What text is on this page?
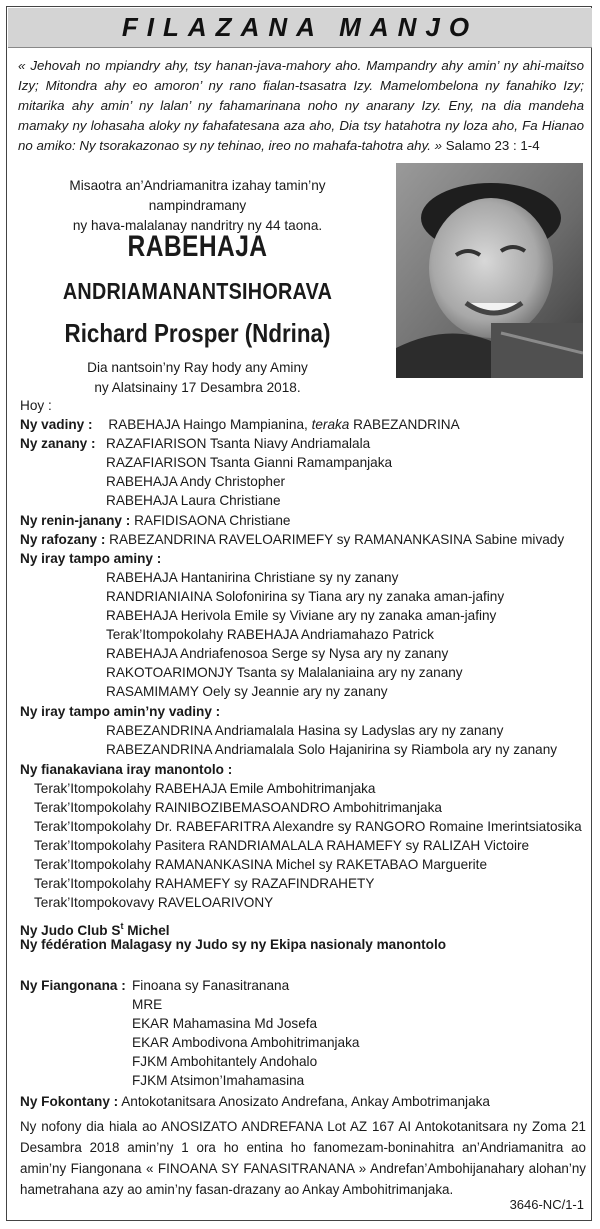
FILAZANA MANJO
« Jehovah no mpiandry ahy, tsy hanan-java-mahory aho. Mampandry ahy amin’ ny ahi-maitso Izy; Mitondra ahy eo amoron’ ny rano fialan-tsasatra Izy. Mamelombelona ny fanahiko Izy; mitarika ahy amin’ ny lalan’ ny fahamarinana noho ny anarany Izy. Eny, na dia mandeha mamaky ny lohasaha aloky ny fahafatesana aza aho, Dia tsy hatahotra ny loza aho, Fa Hianao no amiko: Ny tsorakazonao sy ny tehinao, ireo no mahafa-tahotra ahy. » Salamo 23 : 1-4
Misaotra an’Andriamanitra izahay tamin’ny nampindramany
ny hava-malalanay nandritry ny 44 taona.
RABEHAJA
ANDRIAMANANTSIHORAVA
Richard Prosper (Ndrina)
Dia nantsoin’ny Ray hody any Aminy
ny Alatsinainy 17 Desambra 2018.
Hoy :
Ny vadiny : RABEHAJA Haingo Mampianina, teraka RABEZANDRINA
Ny zanany : RAZAFIARISON Tsanta Niavy Andriamalala
RAZAFIARISON Tsanta Gianni Ramampanjaka
RABEHAJA Andy Christopher
RABEHAJA Laura Christiane
Ny renin-janany : RAFIDISAONA Christiane
Ny rafozany : RABEZANDRINA RAVELOARIMEFY sy RAMANANKASINA Sabine mivady
Ny iray tampo aminy :
RABEHAJA Hantanirina Christiane sy ny zanany
RANDRIANIAINA Solofonirina sy Tiana ary ny zanaka aman-jafiny
RABEHAJA Herivola Emile sy Viviane ary ny zanaka aman-jafiny
Terak’Itompokolahy RABEHAJA Andriamahazo Patrick
RABEHAJA Andriafenosoa Serge sy Nysa ary ny zanany
RAKOTOARIMONJY Tsanta sy Malalaniaina ary ny zanany
RASAMIMAMY Oely sy Jeannie ary ny zanany
Ny iray tampo amin’ny vadiny :
RABEZANDRINA Andriamalala Hasina sy Ladyslas ary ny zanany
RABEZANDRINA Andriamalala Solo Hajanirina sy Riambola ary ny zanany
Ny fianakaviana iray manontolo :
Terak’Itompokolahy RABEHAJA Emile Ambohitrimanjaka
Terak’Itompokolahy RAINIBOZIBEMASOANDRO Ambohitrimanjaka
Terak’Itompokolahy Dr. RABEFARITRA Alexandre sy RANGORO Romaine Imerintsiatosika
Terak’Itompokolahy Pasitera RANDRIAMALALA RAHAMEFY sy RALIZAH Victoire
Terak’Itompokolahy RAMANANKASINA Michel sy RAKETABAO Marguerite
Terak’Itompokolahy RAHAMEFY sy RAZAFINDRAHETY
Terak’Itompokovavy RAVELOARIVONY
Ny Judo Club $S^t$ Michel
Ny fédération Malagasy ny Judo sy ny Ekipa nasionaly manontolo
Ny Fiangonana : Finoana sy Fanasitranana
MRE
EKAR Mahamasina Md Josefa
EKAR Ambodivona Ambohitrimanjaka
FJKM Ambohitantely Andohalo
FJKM Atsimon’Imahamasina
Ny Fokontany : Antokotanitsara Anosizato Andrefana, Ankay Ambotrimanjaka
Ny nofony dia hiala ao ANOSIZATO ANDREFANA Lot AZ 167 AI Antokotanitsara ny Zoma 21 Desambra 2018 amin’ny 1 ora ho entina ho fanomezam-boninahitra an’Andriamanitra ao amin’ny Fiangonana « FINOANA SY FANASITRANANA » Andrefan’Ambohijanahary alohan’ny hametrahana azy ao amin’ny fasan-drazany ao Ankay Ambohitrimanjaka.
3646-NC/1-1
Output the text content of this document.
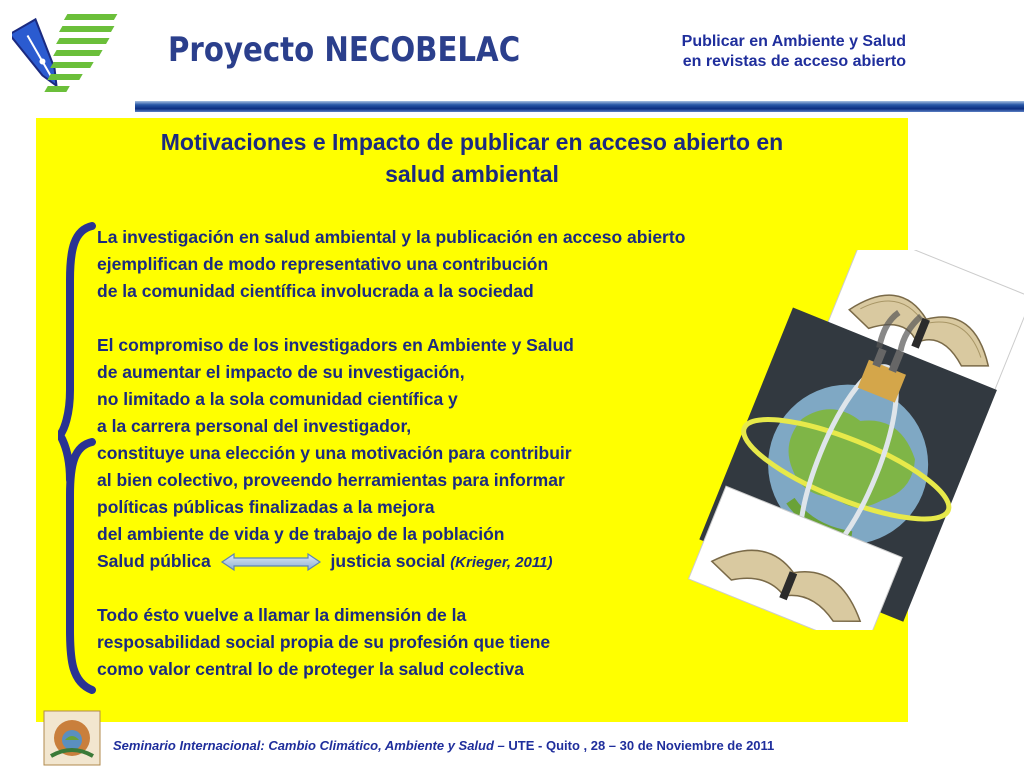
Proyecto NECOBELAC	Publicar en Ambiente y Salud
en revistas de acceso abierto
Motivaciones e Impacto de publicar en acceso abierto en
salud ambiental
La investigación en salud ambiental y la publicación en acceso abierto
ejemplifican de modo representativo una contribución
de la comunidad científica involucrada a la sociedad
El compromiso de los investigadors en Ambiente y Salud
de aumentar el impacto de su investigación,
no limitado a la sola comunidad científica y
a la carrera personal del investigador,
constituye una elección y una motivación para contribuir
al bien colectivo, proveendo herramientas para informar
políticas públicas finalizadas a la mejora
del ambiente de vida y de trabajo de la población
Salud pública	justicia social (Krieger, 2011)
Todo ésto vuelve a llamar la dimensión de la
resposabilidad social propia de su profesión que tiene
como valor central lo de proteger la salud colectiva
Seminario Internacional: Cambio Climático, Ambiente y Salud – UTE - Quito , 28 – 30 de Noviembre de 2011
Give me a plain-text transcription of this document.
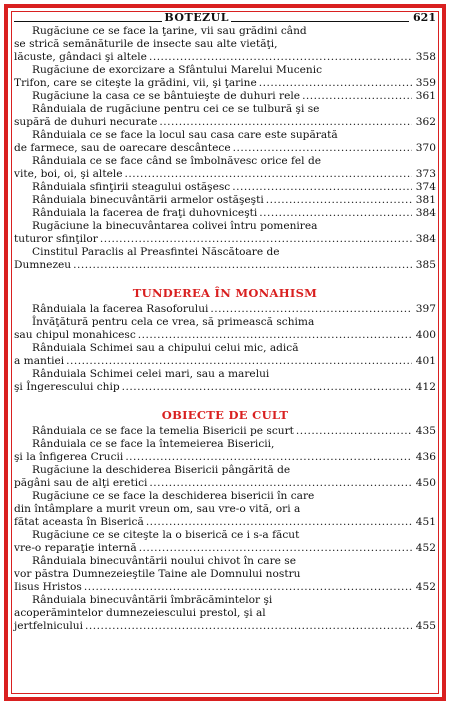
BOTEZUL	621
Rugăciune ce se face la ţarine, vii sau grădini când
se strică semănăturile de insecte sau alte vietăţi,
lăcuste, gândaci şi altele .....	358
Rugăciune de exorcizare a Sfântului Marelui Mucenic
Trifon, care se citeşte la grădini, vii, şi ţarine .....	359
Rugăciune la casa ce se bântuieşte de duhuri rele .....	361
Rânduiala de rugăciune pentru cei ce se tulbură şi se
supără de duhuri necurate .....	362
Rânduiala ce se face la locul sau casa care este supărată
de farmece, sau de oarecare descântece .....	370
Rânduiala ce se face când se îmbolnăvesc orice fel de
vite, boi, oi, şi altele .....	373
Rânduiala sfinţirii steagului ostăşesc .....	374
Rânduiala binecuvântării armelor ostăşeşti .....	381
Rânduiala la facerea de fraţi duhovniceşti .....	384
Rugăciune la binecuvântarea colivei întru pomenirea
tuturor sfinţilor .....	384
Cinstitul Paraclis al Preasfintei Născătoare de
Dumnezeu .....	385
TUNDEREA ÎN MONAHISM
Rânduiala la facerea Rasoforului .....	397
Învăţătură pentru cela ce vrea, să primească schima
sau chipul monahicesc .....	400
Rânduiala Schimei sau a chipului celui mic, adică
a mantiei .....	401
Rânduiala Schimei celei mari, sau a marelui
şi Îngerescului chip .....	412
OBIECTE DE CULT
Rânduiala ce se face la temelia Bisericii pe scurt .....	435
Rânduiala ce se face la întemeierea Bisericii,
şi la înfigerea Crucii .....	436
Rugăciune la deschiderea Bisericii pângărită de
păgâni sau de alţi eretici .....	450
Rugăciune ce se face la deschiderea bisericii în care
din întâmplare a murit vreun om, sau vre-o vită, ori a
fătat aceasta în Biserică .....	451
Rugăciune ce se citeşte la o biserică ce i s-a făcut
vre-o reparaţie internă .....	452
Rânduiala binecuvântării noului chivot în care se
vor păstra Dumnezeieştile Taine ale Domnului nostru
Iisus Hristos .....	452
Rânduiala binecuvântării îmbrăcămintelor şi
acoperămintelor dumnezeiescului prestol, şi al
jertfelnicului .....	455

Description of the task
From the data above, copy each line that holds "când".

Exercise result
Rugăciune ce se face la ţarine, vii sau grădini când
Rânduiala ce se face când se îmbolnăvesc orice fel de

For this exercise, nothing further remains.